### Written instruction:
Write out the entries again exactly as they are given.
········
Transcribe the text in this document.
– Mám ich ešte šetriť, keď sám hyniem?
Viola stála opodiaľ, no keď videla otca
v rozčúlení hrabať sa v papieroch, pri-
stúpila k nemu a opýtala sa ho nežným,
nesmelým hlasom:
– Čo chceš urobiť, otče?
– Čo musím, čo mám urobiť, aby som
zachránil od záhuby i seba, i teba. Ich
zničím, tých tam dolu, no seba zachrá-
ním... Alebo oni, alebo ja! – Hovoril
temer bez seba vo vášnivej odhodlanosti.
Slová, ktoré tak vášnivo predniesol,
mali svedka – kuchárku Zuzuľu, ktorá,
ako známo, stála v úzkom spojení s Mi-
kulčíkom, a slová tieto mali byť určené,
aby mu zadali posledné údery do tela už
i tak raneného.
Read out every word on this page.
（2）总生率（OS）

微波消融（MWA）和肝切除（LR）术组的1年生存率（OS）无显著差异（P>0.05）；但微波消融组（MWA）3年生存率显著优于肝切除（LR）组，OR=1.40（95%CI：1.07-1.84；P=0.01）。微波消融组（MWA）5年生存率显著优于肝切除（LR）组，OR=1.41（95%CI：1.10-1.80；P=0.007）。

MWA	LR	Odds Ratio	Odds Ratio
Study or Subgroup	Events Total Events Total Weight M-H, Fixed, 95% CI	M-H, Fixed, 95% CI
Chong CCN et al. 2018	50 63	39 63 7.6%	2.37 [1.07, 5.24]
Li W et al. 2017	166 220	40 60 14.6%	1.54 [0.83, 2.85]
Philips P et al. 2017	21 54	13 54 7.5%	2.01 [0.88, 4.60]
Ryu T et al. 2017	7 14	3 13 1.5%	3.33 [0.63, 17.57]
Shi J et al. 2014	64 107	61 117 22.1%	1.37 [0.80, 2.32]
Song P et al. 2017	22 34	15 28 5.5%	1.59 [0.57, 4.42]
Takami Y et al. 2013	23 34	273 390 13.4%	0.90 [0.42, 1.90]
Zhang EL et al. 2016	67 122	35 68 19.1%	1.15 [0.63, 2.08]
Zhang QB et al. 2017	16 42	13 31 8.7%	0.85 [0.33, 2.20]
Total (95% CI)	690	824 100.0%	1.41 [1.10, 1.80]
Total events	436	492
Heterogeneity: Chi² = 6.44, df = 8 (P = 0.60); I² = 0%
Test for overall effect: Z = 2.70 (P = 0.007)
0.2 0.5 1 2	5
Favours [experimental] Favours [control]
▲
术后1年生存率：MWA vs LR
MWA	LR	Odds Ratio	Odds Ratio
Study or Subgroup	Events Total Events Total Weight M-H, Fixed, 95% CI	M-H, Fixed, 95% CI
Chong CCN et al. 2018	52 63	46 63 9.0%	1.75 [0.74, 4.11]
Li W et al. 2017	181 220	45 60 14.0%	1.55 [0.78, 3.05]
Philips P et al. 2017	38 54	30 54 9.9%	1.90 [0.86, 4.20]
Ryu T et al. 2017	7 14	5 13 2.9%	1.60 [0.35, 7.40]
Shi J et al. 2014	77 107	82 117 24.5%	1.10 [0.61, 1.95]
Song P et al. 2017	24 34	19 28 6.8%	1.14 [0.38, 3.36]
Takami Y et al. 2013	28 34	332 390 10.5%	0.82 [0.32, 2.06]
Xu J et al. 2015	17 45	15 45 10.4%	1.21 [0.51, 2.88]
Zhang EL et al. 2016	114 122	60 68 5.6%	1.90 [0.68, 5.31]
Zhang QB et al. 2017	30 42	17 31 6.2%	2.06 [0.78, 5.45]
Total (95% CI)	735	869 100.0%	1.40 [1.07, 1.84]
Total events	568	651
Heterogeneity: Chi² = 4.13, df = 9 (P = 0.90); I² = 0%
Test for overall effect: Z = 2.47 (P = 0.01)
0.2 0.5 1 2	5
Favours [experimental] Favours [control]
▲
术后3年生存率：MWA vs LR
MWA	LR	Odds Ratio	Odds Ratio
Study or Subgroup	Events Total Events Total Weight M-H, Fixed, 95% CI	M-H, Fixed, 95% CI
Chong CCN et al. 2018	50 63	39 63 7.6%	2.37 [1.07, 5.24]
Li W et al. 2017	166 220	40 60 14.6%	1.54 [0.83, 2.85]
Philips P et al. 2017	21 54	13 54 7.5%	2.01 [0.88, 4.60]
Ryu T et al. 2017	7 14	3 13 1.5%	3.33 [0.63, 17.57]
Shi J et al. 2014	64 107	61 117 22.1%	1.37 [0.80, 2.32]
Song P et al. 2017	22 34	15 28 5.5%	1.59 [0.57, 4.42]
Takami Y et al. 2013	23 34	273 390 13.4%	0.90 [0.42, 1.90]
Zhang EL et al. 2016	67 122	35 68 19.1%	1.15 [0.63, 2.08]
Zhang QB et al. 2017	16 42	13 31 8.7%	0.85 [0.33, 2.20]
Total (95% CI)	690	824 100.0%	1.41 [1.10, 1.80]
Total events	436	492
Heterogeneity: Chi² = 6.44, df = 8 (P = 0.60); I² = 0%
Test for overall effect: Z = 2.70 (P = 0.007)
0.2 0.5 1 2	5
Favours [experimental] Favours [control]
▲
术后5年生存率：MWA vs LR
········
### Final result:
Transcribe the text in this document.
– Mám ich ešte šetriť, keď sám hyniem?
Viola stála opodiaľ, no keď videla otca
v rozčúlení hrabať sa v papieroch, pri-
stúpila k nemu a opýtala sa ho nežným,
nesmelým hlasom:
– Čo chceš urobiť, otče?
– Čo musím, čo mám urobiť, aby som
zachránil od záhuby i seba, i teba. Ich
zničím, tých tam dolu, no seba zachrá-
ním... Alebo oni, alebo ja! – Hovoril
temer bez seba vo vášnivej odhodlanosti.
Slová, ktoré tak vášnivo predniesol,
mali svedka – kuchárku Zuzuľu, ktorá,
ako známo, stála v úzkom spojení s Mi-
kulčíkom, a slová tieto mali byť určené,
aby mu zadali posledné údery do tela už
i tak raneného.
Read out every word on this page.
（2）总生率（OS）

微波消融（MWA）和肝切除（LR）术组的1年生存率（OS）无显著差异（P>0.05）；但微波消融组（MWA）3年生存率显著优于肝切除（LR）组，OR=1.40（95%CI：1.07-1.84；P=0.01）。微波消融组（MWA）5年生存率显著优于肝切除（LR）组，OR=1.41（95%CI：1.10-1.80；P=0.007）。

MWA	LR	Odds Ratio	Odds Ratio
Study or Subgroup	Events Total Events Total Weight M-H, Fixed, 95% CI	M-H, Fixed, 95% CI
Chong CCN et al. 2018	50 63	39 63 7.6%	2.37 [1.07, 5.24]
Li W et al. 2017	166 220	40 60 14.6%	1.54 [0.83, 2.85]
Philips P et al. 2017	21 54	13 54 7.5%	2.01 [0.88, 4.60]
Ryu T et al. 2017	7 14	3 13 1.5%	3.33 [0.63, 17.57]
Shi J et al. 2014	64 107	61 117 22.1%	1.37 [0.80, 2.32]
Song P et al. 2017	22 34	15 28 5.5%	1.59 [0.57, 4.42]
Takami Y et al. 2013	23 34	273 390 13.4%	0.90 [0.42, 1.90]
Zhang EL et al. 2016	67 122	35 68 19.1%	1.15 [0.63, 2.08]
Zhang QB et al. 2017	16 42	13 31 8.7%	0.85 [0.33, 2.20]
Total (95% CI)	690	824 100.0%	1.41 [1.10, 1.80]
Total events	436	492
Heterogeneity: Chi² = 6.44, df = 8 (P = 0.60); I² = 0%
Test for overall effect: Z = 2.70 (P = 0.007)
0.2 0.5 1 2	5
Favours [experimental] Favours [control]
▲
术后1年生存率：MWA vs LR
MWA	LR	Odds Ratio	Odds Ratio
Study or Subgroup	Events Total Events Total Weight M-H, Fixed, 95% CI	M-H, Fixed, 95% CI
Chong CCN et al. 2018	52 63	46 63 9.0%	1.75 [0.74, 4.11]
Li W et al. 2017	181 220	45 60 14.0%	1.55 [0.78, 3.05]
Philips P et al. 2017	38 54	30 54 9.9%	1.90 [0.86, 4.20]
Ryu T et al. 2017	7 14	5 13 2.9%	1.60 [0.35, 7.40]
Shi J et al. 2014	77 107	82 117 24.5%	1.10 [0.61, 1.95]
Song P et al. 2017	24 34	19 28 6.8%	1.14 [0.38, 3.36]
Takami Y et al. 2013	28 34	332 390 10.5%	0.82 [0.32, 2.06]
Xu J et al. 2015	17 45	15 45 10.4%	1.21 [0.51, 2.88]
Zhang EL et al. 2016	114 122	60 68 5.6%	1.90 [0.68, 5.31]
Zhang QB et al. 2017	30 42	17 31 6.2%	2.06 [0.78, 5.45]
Total (95% CI)	735	869 100.0%	1.40 [1.07, 1.84]
Total events	568	651
Heterogeneity: Chi² = 4.13, df = 9 (P = 0.90); I² = 0%
Test for overall effect: Z = 2.47 (P = 0.01)
0.2 0.5 1 2	5
Favours [experimental] Favours [control]
▲
术后3年生存率：MWA vs LR
MWA	LR	Odds Ratio	Odds Ratio
Study or Subgroup	Events Total Events Total Weight M-H, Fixed, 95% CI	M-H, Fixed, 95% CI
Chong CCN et al. 2018	50 63	39 63 7.6%	2.37 [1.07, 5.24]
Li W et al. 2017	166 220	40 60 14.6%	1.54 [0.83, 2.85]
Philips P et al. 2017	21 54	13 54 7.5%	2.01 [0.88, 4.60]
Ryu T et al. 2017	7 14	3 13 1.5%	3.33 [0.63, 17.57]
Shi J et al. 2014	64 107	61 117 22.1%	1.37 [0.80, 2.32]
Song P et al. 2017	22 34	15 28 5.5%	1.59 [0.57, 4.42]
Takami Y et al. 2013	23 34	273 390 13.4%	0.90 [0.42, 1.90]
Zhang EL et al. 2016	67 122	35 68 19.1%	1.15 [0.63, 2.08]
Zhang QB et al. 2017	16 42	13 31 8.7%	0.85 [0.33, 2.20]
Total (95% CI)	690	824 100.0%	1.41 [1.10, 1.80]
Total events	436	492
Heterogeneity: Chi² = 6.44, df = 8 (P = 0.60); I² = 0%
Test for overall effect: Z = 2.70 (P = 0.007)
0.2 0.5 1 2	5
Favours [experimental] Favours [control]
▲
术后5年生存率：MWA vs LR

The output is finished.